SHORT TASK
Gather each line in the entries that includes the string "subtitle".

Part of a data file:
....................
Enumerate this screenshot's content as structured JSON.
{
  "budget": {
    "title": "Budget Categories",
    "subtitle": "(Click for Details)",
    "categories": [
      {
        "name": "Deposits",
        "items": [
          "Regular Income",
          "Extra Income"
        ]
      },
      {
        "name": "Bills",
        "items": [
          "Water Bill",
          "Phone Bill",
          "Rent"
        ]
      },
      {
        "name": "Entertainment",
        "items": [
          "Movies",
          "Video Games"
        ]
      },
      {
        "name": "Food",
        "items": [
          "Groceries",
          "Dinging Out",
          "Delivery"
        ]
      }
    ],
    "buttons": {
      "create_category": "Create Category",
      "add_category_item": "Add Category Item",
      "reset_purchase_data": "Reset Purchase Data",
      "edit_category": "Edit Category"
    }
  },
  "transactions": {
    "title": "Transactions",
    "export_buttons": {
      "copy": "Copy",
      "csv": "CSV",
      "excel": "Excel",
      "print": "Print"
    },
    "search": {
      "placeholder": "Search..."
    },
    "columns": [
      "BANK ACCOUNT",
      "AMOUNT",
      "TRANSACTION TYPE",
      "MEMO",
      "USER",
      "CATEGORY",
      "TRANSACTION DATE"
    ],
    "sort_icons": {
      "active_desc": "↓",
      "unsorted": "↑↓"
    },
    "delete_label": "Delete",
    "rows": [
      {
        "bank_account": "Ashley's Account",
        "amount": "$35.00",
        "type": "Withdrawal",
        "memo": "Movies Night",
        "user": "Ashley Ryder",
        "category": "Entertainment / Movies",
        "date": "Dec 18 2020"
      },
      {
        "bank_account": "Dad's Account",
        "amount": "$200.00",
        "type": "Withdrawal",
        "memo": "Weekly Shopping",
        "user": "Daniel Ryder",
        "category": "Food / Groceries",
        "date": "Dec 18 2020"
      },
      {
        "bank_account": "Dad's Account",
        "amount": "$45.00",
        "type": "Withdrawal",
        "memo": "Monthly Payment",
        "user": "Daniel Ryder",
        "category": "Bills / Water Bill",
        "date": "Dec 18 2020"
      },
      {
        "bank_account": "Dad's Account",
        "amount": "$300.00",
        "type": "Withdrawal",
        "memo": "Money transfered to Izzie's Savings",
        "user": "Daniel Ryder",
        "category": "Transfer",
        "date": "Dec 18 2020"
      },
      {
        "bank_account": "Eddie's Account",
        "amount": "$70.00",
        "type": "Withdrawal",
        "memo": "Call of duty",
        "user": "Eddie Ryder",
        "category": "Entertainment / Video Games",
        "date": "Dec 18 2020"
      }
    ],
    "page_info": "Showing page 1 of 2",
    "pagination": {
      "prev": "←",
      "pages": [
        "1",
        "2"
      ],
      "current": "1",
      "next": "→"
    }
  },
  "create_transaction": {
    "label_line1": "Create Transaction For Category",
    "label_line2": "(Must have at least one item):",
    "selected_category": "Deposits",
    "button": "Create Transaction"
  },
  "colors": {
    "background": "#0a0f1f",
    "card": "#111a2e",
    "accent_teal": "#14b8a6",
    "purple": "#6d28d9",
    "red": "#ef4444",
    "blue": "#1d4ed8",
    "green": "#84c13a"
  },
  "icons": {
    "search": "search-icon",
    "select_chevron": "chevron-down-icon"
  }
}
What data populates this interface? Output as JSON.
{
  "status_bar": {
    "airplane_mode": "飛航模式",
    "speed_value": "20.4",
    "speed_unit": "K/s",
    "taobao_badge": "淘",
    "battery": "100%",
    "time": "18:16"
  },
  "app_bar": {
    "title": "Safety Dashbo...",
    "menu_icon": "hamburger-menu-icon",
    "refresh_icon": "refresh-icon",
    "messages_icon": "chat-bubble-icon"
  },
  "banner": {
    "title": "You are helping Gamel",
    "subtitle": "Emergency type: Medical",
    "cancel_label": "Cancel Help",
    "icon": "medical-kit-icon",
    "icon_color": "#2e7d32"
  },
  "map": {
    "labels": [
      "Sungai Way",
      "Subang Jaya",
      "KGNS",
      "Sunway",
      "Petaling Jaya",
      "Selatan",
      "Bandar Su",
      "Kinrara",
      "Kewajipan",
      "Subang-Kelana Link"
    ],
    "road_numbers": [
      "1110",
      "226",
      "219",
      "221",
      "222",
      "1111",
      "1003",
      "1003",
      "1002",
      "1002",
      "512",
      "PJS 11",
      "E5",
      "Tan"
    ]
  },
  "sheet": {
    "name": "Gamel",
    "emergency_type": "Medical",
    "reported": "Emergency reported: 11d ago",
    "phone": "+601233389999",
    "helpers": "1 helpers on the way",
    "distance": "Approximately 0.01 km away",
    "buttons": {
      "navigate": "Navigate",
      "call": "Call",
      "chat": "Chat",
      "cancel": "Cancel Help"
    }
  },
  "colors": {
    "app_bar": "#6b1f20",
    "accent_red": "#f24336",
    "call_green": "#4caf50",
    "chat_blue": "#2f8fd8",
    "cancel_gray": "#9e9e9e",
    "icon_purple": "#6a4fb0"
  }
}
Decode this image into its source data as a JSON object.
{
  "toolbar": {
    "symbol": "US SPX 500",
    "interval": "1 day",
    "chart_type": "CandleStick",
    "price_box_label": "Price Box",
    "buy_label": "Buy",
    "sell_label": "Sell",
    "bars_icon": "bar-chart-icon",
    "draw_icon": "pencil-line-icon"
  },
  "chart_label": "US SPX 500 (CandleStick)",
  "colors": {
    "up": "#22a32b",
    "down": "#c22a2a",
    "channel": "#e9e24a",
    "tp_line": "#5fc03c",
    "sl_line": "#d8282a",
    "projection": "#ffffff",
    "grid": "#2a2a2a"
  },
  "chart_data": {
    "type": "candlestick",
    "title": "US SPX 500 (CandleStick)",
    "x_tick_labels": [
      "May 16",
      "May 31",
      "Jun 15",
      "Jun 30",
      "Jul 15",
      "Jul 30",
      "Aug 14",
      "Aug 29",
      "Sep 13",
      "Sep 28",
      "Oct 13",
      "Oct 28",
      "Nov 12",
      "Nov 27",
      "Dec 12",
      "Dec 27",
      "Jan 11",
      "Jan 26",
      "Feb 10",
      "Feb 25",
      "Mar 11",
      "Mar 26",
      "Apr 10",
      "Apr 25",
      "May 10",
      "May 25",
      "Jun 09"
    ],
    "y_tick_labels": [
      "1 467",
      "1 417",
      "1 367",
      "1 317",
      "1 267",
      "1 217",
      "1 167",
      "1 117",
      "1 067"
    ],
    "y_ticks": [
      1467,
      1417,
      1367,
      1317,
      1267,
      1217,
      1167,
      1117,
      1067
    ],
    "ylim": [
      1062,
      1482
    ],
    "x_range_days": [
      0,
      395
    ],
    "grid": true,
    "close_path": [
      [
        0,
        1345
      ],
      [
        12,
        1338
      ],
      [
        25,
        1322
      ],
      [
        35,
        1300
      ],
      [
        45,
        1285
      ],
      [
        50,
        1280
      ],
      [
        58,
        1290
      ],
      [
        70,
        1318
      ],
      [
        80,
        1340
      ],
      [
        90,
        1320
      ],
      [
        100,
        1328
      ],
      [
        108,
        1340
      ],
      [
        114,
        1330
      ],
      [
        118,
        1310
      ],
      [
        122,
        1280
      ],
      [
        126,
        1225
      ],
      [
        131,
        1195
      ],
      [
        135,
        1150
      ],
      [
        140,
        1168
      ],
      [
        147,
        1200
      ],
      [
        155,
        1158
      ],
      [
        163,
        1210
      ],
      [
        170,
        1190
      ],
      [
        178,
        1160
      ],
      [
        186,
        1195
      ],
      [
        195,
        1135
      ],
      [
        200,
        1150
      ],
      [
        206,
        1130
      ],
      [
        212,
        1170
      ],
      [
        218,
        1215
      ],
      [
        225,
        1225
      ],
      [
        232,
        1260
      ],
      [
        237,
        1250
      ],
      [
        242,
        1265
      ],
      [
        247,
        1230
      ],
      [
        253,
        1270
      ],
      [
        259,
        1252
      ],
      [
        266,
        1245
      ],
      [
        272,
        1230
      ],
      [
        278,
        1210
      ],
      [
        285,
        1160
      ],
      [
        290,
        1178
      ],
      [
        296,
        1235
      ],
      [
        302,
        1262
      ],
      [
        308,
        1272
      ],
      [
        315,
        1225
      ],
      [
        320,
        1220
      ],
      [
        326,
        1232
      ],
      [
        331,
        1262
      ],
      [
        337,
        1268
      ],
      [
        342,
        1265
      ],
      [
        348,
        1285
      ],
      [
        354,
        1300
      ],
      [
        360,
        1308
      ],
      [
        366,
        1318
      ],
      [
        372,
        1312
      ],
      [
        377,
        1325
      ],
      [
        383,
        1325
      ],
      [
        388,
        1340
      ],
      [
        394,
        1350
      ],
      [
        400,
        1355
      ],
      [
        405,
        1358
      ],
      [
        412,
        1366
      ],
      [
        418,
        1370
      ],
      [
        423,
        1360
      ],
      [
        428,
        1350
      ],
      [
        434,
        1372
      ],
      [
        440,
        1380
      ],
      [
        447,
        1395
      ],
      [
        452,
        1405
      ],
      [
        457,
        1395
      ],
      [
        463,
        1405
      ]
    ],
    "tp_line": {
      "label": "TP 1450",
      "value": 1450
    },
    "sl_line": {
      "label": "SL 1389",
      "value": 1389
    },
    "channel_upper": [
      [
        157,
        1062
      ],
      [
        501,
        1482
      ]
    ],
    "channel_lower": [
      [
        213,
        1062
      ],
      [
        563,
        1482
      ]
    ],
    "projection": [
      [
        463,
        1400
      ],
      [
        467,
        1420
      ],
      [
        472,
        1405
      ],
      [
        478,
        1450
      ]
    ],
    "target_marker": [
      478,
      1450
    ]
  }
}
....................
RESPONSE TO THE TASK
    "subtitle": "(Click for Details)",
    "subtitle": "Emergency type: Medical",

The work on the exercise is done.